Each line from the line holding "Output the text content of this document." through the last line should be written out exactly, with nothing else and no images.

(Dataset rows)
=-=-=

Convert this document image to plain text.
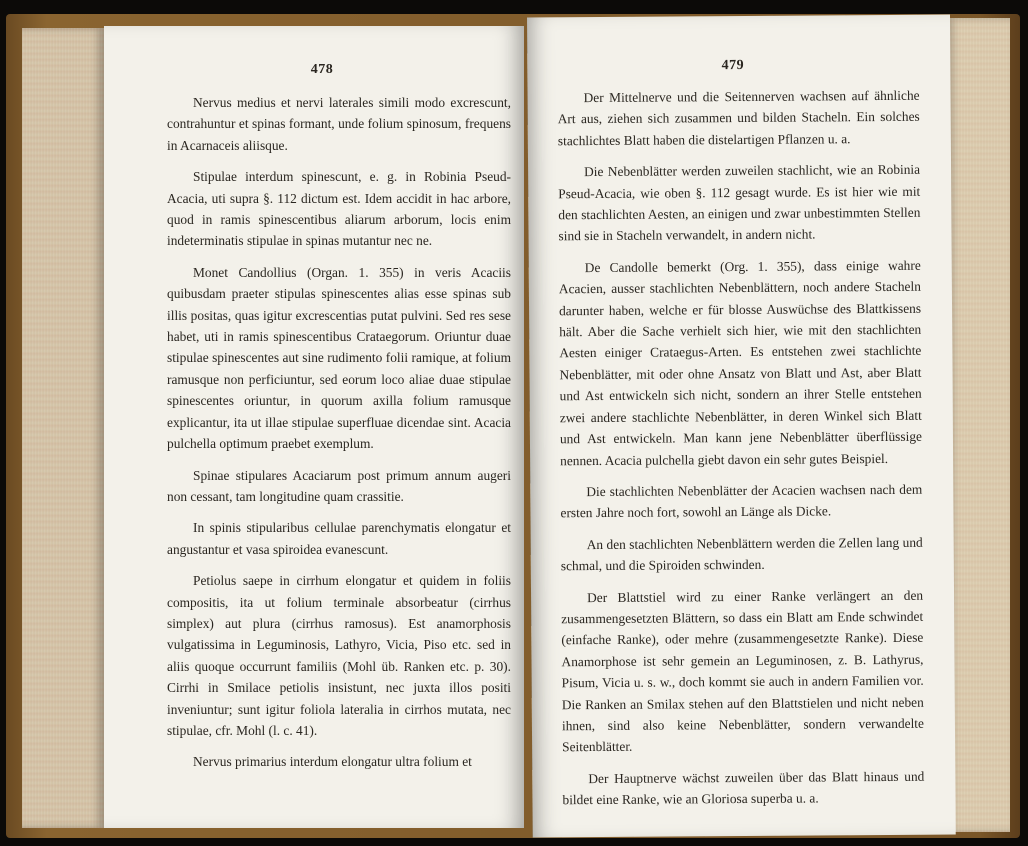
478

Nervus medius et nervi laterales simili modo excrescunt, contrahuntur et spinas formant, unde folium spinosum, frequens in Acarnaceis aliisque.

Stipulae interdum spinescunt, e. g. in Robinia Pseud-Acacia, uti supra §. 112 dictum est. Idem accidit in hac arbore, quod in ramis spinescentibus aliarum arborum, locis enim indeterminatis stipulae in spinas mutantur nec ne.

Monet Candollius (Organ. 1. 355) in veris Acaciis quibusdam praeter stipulas spinescentes alias esse spinas sub illis positas, quas igitur excrescentias putat pulvini. Sed res sese habet, uti in ramis spinescentibus Crataegorum. Oriuntur duae stipulae spinescentes aut sine rudimento folii ramique, at folium ramusque non perficiuntur, sed eorum loco aliae duae stipulae spinescentes oriuntur, in quorum axilla folium ramusque explicantur, ita ut illae stipulae superfluae dicendae sint. Acacia pulchella optimum praebet exemplum.

Spinae stipulares Acaciarum post primum annum augeri non cessant, tam longitudine quam crassitie.

In spinis stipularibus cellulae parenchymatis elongatur et angustantur et vasa spiroidea evanescunt.

Petiolus saepe in cirrhum elongatur et quidem in foliis compositis, ita ut folium terminale absorbeatur (cirrhus simplex) aut plura (cirrhus ramosus). Est anamorphosis vulgatissima in Leguminosis, Lathyro, Vicia, Piso etc. sed in aliis quoque occurrunt familiis (Mohl üb. Ranken etc. p. 30). Cirrhi in Smilace petiolis insistunt, nec juxta illos positi inveniuntur; sunt igitur foliola lateralia in cirrhos mutata, nec stipulae, cfr. Mohl (l. c. 41).

Nervus primarius interdum elongatur ultra folium et

479

Der Mittelnerve und die Seitennerven wachsen auf ähnliche Art aus, ziehen sich zusammen und bilden Stacheln. Ein solches stachlichtes Blatt haben die distelartigen Pflanzen u. a.

Die Nebenblätter werden zuweilen stachlicht, wie an Robinia Pseud-Acacia, wie oben §. 112 gesagt wurde. Es ist hier wie mit den stachlichten Aesten, an einigen und zwar unbestimmten Stellen sind sie in Stacheln verwandelt, in andern nicht.

De Candolle bemerkt (Org. 1. 355), dass einige wahre Acacien, ausser stachlichten Nebenblättern, noch andere Stacheln darunter haben, welche er für blosse Auswüchse des Blattkissens hält. Aber die Sache verhielt sich hier, wie mit den stachlichten Aesten einiger Crataegus-Arten. Es entstehen zwei stachlichte Nebenblätter, mit oder ohne Ansatz von Blatt und Ast, aber Blatt und Ast entwickeln sich nicht, sondern an ihrer Stelle entstehen zwei andere stachlichte Nebenblätter, in deren Winkel sich Blatt und Ast entwickeln. Man kann jene Nebenblätter überflüssige nennen. Acacia pulchella giebt davon ein sehr gutes Beispiel.

Die stachlichten Nebenblätter der Acacien wachsen nach dem ersten Jahre noch fort, sowohl an Länge als Dicke.

An den stachlichten Nebenblättern werden die Zellen lang und schmal, und die Spiroiden schwinden.

Der Blattstiel wird zu einer Ranke verlängert an den zusammengesetzten Blättern, so dass ein Blatt am Ende schwindet (einfache Ranke), oder mehre (zusammengesetzte Ranke). Diese Anamorphose ist sehr gemein an Leguminosen, z. B. Lathyrus, Pisum, Vicia u. s. w., doch kommt sie auch in andern Familien vor. Die Ranken an Smilax stehen auf den Blattstielen und nicht neben ihnen, sind also keine Nebenblätter, sondern verwandelte Seitenblätter.

Der Hauptnerve wächst zuweilen über das Blatt hinaus und bildet eine Ranke, wie an Gloriosa superba u. a.
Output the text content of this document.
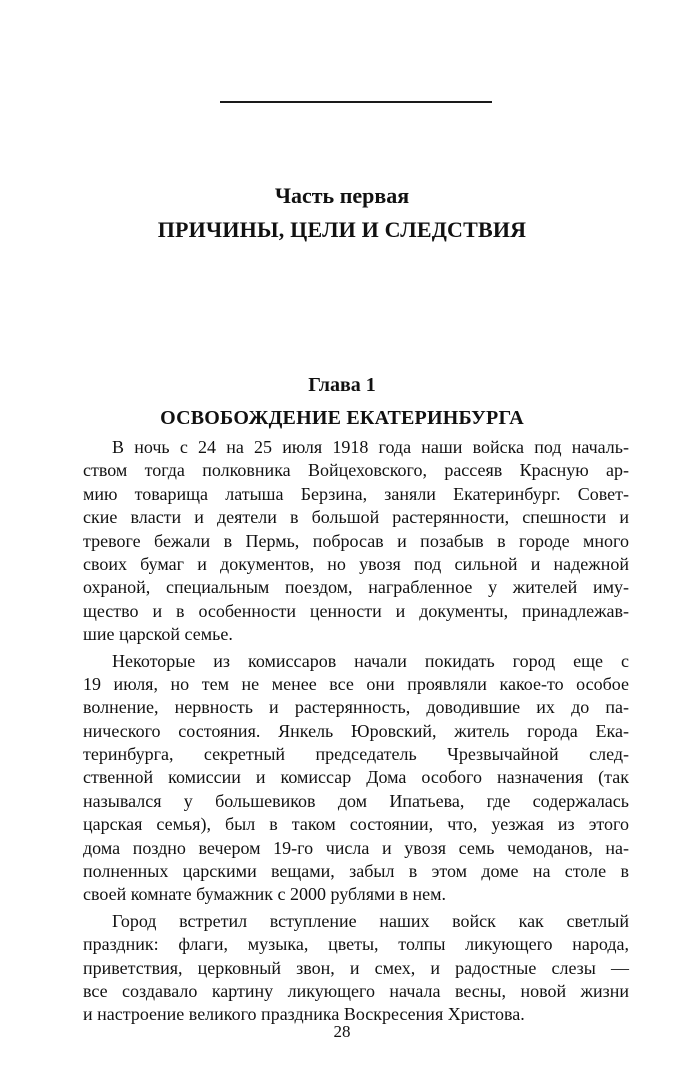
Часть первая
ПРИЧИНЫ, ЦЕЛИ И СЛЕДСТВИЯ
Глава 1
ОСВОБОЖДЕНИЕ ЕКАТЕРИНБУРГА
В ночь с 24 на 25 июля 1918 года наши войска под началь-
ством тогда полковника Войцеховского, рассеяв Красную ар-
мию товарища латыша Берзина, заняли Екатеринбург. Совет-
ские власти и деятели в большой растерянности, спешности и
тревоге бежали в Пермь, побросав и позабыв в городе много
своих бумаг и документов, но увозя под сильной и надежной
охраной, специальным поездом, награбленное у жителей иму-
щество и в особенности ценности и документы, принадлежав-
шие царской семье.
Некоторые из комиссаров начали покидать город еще с
19 июля, но тем не менее все они проявляли какое-то особое
волнение, нервность и растерянность, доводившие их до па-
нического состояния. Янкель Юровский, житель города Ека-
теринбурга, секретный председатель Чрезвычайной след-
ственной комиссии и комиссар Дома особого назначения (так
назывался у большевиков дом Ипатьева, где содержалась
царская семья), был в таком состоянии, что, уезжая из этого
дома поздно вечером 19-го числа и увозя семь чемоданов, на-
полненных царскими вещами, забыл в этом доме на столе в
своей комнате бумажник с 2000 рублями в нем.
Город встретил вступление наших войск как светлый
праздник: флаги, музыка, цветы, толпы ликующего народа,
приветствия, церковный звон, и смех, и радостные слезы —
все создавало картину ликующего начала весны, новой жизни
и настроение великого праздника Воскресения Христова.
28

=-=-=

• [The reply]:
Output the text content of this document.
Часть первая
ПРИЧИНЫ, ЦЕЛИ И СЛЕДСТВИЯ
Глава 1
ОСВОБОЖДЕНИЕ ЕКАТЕРИНБУРГА
В ночь с 24 на 25 июля 1918 года наши войска под началь-
ством тогда полковника Войцеховского, рассеяв Красную ар-
мию товарища латыша Берзина, заняли Екатеринбург. Совет-
ские власти и деятели в большой растерянности, спешности и
тревоге бежали в Пермь, побросав и позабыв в городе много
своих бумаг и документов, но увозя под сильной и надежной
охраной, специальным поездом, награбленное у жителей иму-
щество и в особенности ценности и документы, принадлежав-
шие царской семье.
Некоторые из комиссаров начали покидать город еще с
19 июля, но тем не менее все они проявляли какое-то особое
волнение, нервность и растерянность, доводившие их до па-
нического состояния. Янкель Юровский, житель города Ека-
теринбурга, секретный председатель Чрезвычайной след-
ственной комиссии и комиссар Дома особого назначения (так
назывался у большевиков дом Ипатьева, где содержалась
царская семья), был в таком состоянии, что, уезжая из этого
дома поздно вечером 19-го числа и увозя семь чемоданов, на-
полненных царскими вещами, забыл в этом доме на столе в
своей комнате бумажник с 2000 рублями в нем.
Город встретил вступление наших войск как светлый
праздник: флаги, музыка, цветы, толпы ликующего народа,
приветствия, церковный звон, и смех, и радостные слезы —
все создавало картину ликующего начала весны, новой жизни
и настроение великого праздника Воскресения Христова.
28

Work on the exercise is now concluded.